# Source data start

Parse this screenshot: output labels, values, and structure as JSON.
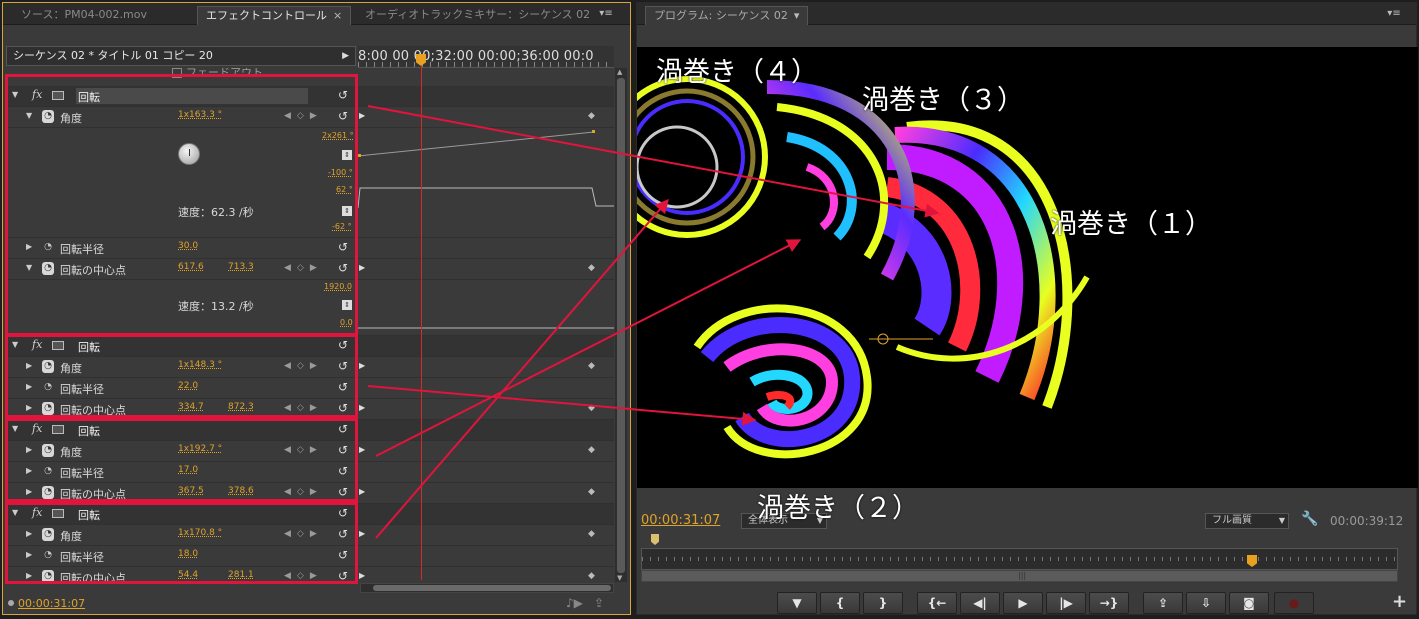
{
  "left_panel": {
    "tabs": [
      {
        "label": "ソース：PM04-002.mov"
      },
      {
        "label": "エフェクトコントロール",
        "close": "×"
      },
      {
        "label": "オーディオトラックミキサー：シーケンス 02"
      }
    ],
    "menu_icon": "▾≡",
    "sequence_header": "シーケンス 02 * タイトル 01 コピー 20",
    "header_arrow": "▶",
    "ruler_label": "8:00 00 00;32:00 00:00;36:00 00:0",
    "fade_label": "フェードアウト",
    "effects": [
      {
        "fx": "fx",
        "name": "回転",
        "angle": {
          "label": "角度",
          "value": "1x163.3 °",
          "graph_max": "2x261 °",
          "graph_min": "-100 °",
          "speed_max": "62 °",
          "speed_min": "-62 °",
          "speed_text": "速度：62.3 /秒"
        },
        "radius": {
          "label": "回転半径",
          "value": "30.0"
        },
        "center": {
          "label": "回転の中心点",
          "x": "617.6",
          "y": "713.3",
          "graph_max": "1920.0",
          "graph_min": "0.0",
          "speed_text": "速度：13.2 /秒"
        }
      },
      {
        "fx": "fx",
        "name": "回転",
        "angle": {
          "label": "角度",
          "value": "1x148.3 °"
        },
        "radius": {
          "label": "回転半径",
          "value": "22.0"
        },
        "center": {
          "label": "回転の中心点",
          "x": "334.7",
          "y": "872.3"
        }
      },
      {
        "fx": "fx",
        "name": "回転",
        "angle": {
          "label": "角度",
          "value": "1x192.7 °"
        },
        "radius": {
          "label": "回転半径",
          "value": "17.0"
        },
        "center": {
          "label": "回転の中心点",
          "x": "367.5",
          "y": "378.6"
        }
      },
      {
        "fx": "fx",
        "name": "回転",
        "angle": {
          "label": "角度",
          "value": "1x170.8 °"
        },
        "radius": {
          "label": "回転半径",
          "value": "18.0"
        },
        "center": {
          "label": "回転の中心点",
          "x": "54.4",
          "y": "281.1"
        }
      }
    ],
    "footer_time": "00:00:31:07"
  },
  "program": {
    "tab_label": "プログラム: シーケンス 02",
    "menu_icon": "▾≡",
    "timecode": "00:00:31:07",
    "zoom_value": "全体表示",
    "quality_value": "フル画質",
    "duration": "00:00:39:12",
    "labels": {
      "swirl_1": "渦巻き（１）",
      "swirl_2": "渦巻き（２）",
      "swirl_3": "渦巻き（３）",
      "swirl_4": "渦巻き（４）"
    },
    "transport": [
      "▼",
      "{",
      "}",
      "{←",
      "◀|",
      "▶",
      "|▶",
      "→}",
      "⇪",
      "⇩",
      "◙",
      "●"
    ],
    "add_label": "+"
  },
  "colors": {
    "accent": "#e0a32a",
    "annotation": "#e0143c",
    "playhead": "#d42a2a"
  }
}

# Source data end

Stated exercise :: Without the pictures, write out all of the material exactly.

Response to this exercise ::
Parse this screenshot: output labels, values, and structure as JSON.
{
  "left_panel": {
    "tabs": [
      {
        "label": "ソース：PM04-002.mov"
      },
      {
        "label": "エフェクトコントロール",
        "close": "×"
      },
      {
        "label": "オーディオトラックミキサー：シーケンス 02"
      }
    ],
    "menu_icon": "▾≡",
    "sequence_header": "シーケンス 02 * タイトル 01 コピー 20",
    "header_arrow": "▶",
    "ruler_label": "8:00 00 00;32:00 00:00;36:00 00:0",
    "fade_label": "フェードアウト",
    "effects": [
      {
        "fx": "fx",
        "name": "回転",
        "angle": {
          "label": "角度",
          "value": "1x163.3 °",
          "graph_max": "2x261 °",
          "graph_min": "-100 °",
          "speed_max": "62 °",
          "speed_min": "-62 °",
          "speed_text": "速度：62.3 /秒"
        },
        "radius": {
          "label": "回転半径",
          "value": "30.0"
        },
        "center": {
          "label": "回転の中心点",
          "x": "617.6",
          "y": "713.3",
          "graph_max": "1920.0",
          "graph_min": "0.0",
          "speed_text": "速度：13.2 /秒"
        }
      },
      {
        "fx": "fx",
        "name": "回転",
        "angle": {
          "label": "角度",
          "value": "1x148.3 °"
        },
        "radius": {
          "label": "回転半径",
          "value": "22.0"
        },
        "center": {
          "label": "回転の中心点",
          "x": "334.7",
          "y": "872.3"
        }
      },
      {
        "fx": "fx",
        "name": "回転",
        "angle": {
          "label": "角度",
          "value": "1x192.7 °"
        },
        "radius": {
          "label": "回転半径",
          "value": "17.0"
        },
        "center": {
          "label": "回転の中心点",
          "x": "367.5",
          "y": "378.6"
        }
      },
      {
        "fx": "fx",
        "name": "回転",
        "angle": {
          "label": "角度",
          "value": "1x170.8 °"
        },
        "radius": {
          "label": "回転半径",
          "value": "18.0"
        },
        "center": {
          "label": "回転の中心点",
          "x": "54.4",
          "y": "281.1"
        }
      }
    ],
    "footer_time": "00:00:31:07"
  },
  "program": {
    "tab_label": "プログラム: シーケンス 02",
    "menu_icon": "▾≡",
    "timecode": "00:00:31:07",
    "zoom_value": "全体表示",
    "quality_value": "フル画質",
    "duration": "00:00:39:12",
    "labels": {
      "swirl_1": "渦巻き（１）",
      "swirl_2": "渦巻き（２）",
      "swirl_3": "渦巻き（３）",
      "swirl_4": "渦巻き（４）"
    },
    "transport": [
      "▼",
      "{",
      "}",
      "{←",
      "◀|",
      "▶",
      "|▶",
      "→}",
      "⇪",
      "⇩",
      "◙",
      "●"
    ],
    "add_label": "+"
  },
  "colors": {
    "accent": "#e0a32a",
    "annotation": "#e0143c",
    "playhead": "#d42a2a"
  }
}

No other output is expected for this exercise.